==== RECORDS
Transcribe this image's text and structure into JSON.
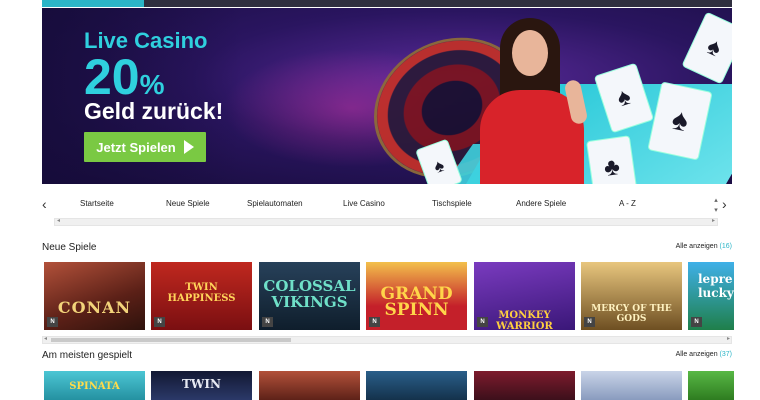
{
  "banner": {
    "title": "Live Casino",
    "percent": "20",
    "percent_sign": "%",
    "subtitle": "Geld zurück!",
    "cta_label": "Jetzt Spielen",
    "cta_icon": "play-icon",
    "colors": {
      "accent": "#2fd0de",
      "cta": "#7ac943",
      "background": "#2a1560"
    }
  },
  "nav": {
    "prev_icon": "chevron-left-icon",
    "next_icon": "chevron-right-icon",
    "items": [
      "Startseite",
      "Neue Spiele",
      "Spielautomaten",
      "Live Casino",
      "Tischspiele",
      "Andere Spiele",
      "A - Z"
    ]
  },
  "sections": [
    {
      "title": "Neue Spiele",
      "show_all_label": "Alle anzeigen",
      "show_all_count": "(16)",
      "games": [
        {
          "name": "CONAN",
          "badge": "N"
        },
        {
          "name": "TWIN HAPPINESS",
          "badge": "N"
        },
        {
          "name": "COLOSSAL VIKINGS",
          "badge": "N"
        },
        {
          "name": "GRAND SPINN",
          "badge": "N"
        },
        {
          "name": "MONKEY WARRIOR",
          "badge": "N"
        },
        {
          "name": "MERCY OF THE GODS",
          "badge": "N"
        },
        {
          "name": "lepre lucky",
          "badge": "N"
        }
      ]
    },
    {
      "title": "Am meisten gespielt",
      "show_all_label": "Alle anzeigen",
      "show_all_count": "(37)",
      "games": [
        {
          "name": "SPINATA"
        },
        {
          "name": "TWIN"
        },
        {
          "name": ""
        },
        {
          "name": ""
        },
        {
          "name": ""
        },
        {
          "name": ""
        },
        {
          "name": ""
        }
      ]
    }
  ]
}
========
■ STATED PROBLEM
Reproduce the material in its entirety and word for word, without the pictures.

■ FINAL RESULT
Transcribe this image's text and structure into JSON.
{
  "banner": {
    "title": "Live Casino",
    "percent": "20",
    "percent_sign": "%",
    "subtitle": "Geld zurück!",
    "cta_label": "Jetzt Spielen",
    "cta_icon": "play-icon",
    "colors": {
      "accent": "#2fd0de",
      "cta": "#7ac943",
      "background": "#2a1560"
    }
  },
  "nav": {
    "prev_icon": "chevron-left-icon",
    "next_icon": "chevron-right-icon",
    "items": [
      "Startseite",
      "Neue Spiele",
      "Spielautomaten",
      "Live Casino",
      "Tischspiele",
      "Andere Spiele",
      "A - Z"
    ]
  },
  "sections": [
    {
      "title": "Neue Spiele",
      "show_all_label": "Alle anzeigen",
      "show_all_count": "(16)",
      "games": [
        {
          "name": "CONAN",
          "badge": "N"
        },
        {
          "name": "TWIN HAPPINESS",
          "badge": "N"
        },
        {
          "name": "COLOSSAL VIKINGS",
          "badge": "N"
        },
        {
          "name": "GRAND SPINN",
          "badge": "N"
        },
        {
          "name": "MONKEY WARRIOR",
          "badge": "N"
        },
        {
          "name": "MERCY OF THE GODS",
          "badge": "N"
        },
        {
          "name": "lepre lucky",
          "badge": "N"
        }
      ]
    },
    {
      "title": "Am meisten gespielt",
      "show_all_label": "Alle anzeigen",
      "show_all_count": "(37)",
      "games": [
        {
          "name": "SPINATA"
        },
        {
          "name": "TWIN"
        },
        {
          "name": ""
        },
        {
          "name": ""
        },
        {
          "name": ""
        },
        {
          "name": ""
        },
        {
          "name": ""
        }
      ]
    }
  ]
}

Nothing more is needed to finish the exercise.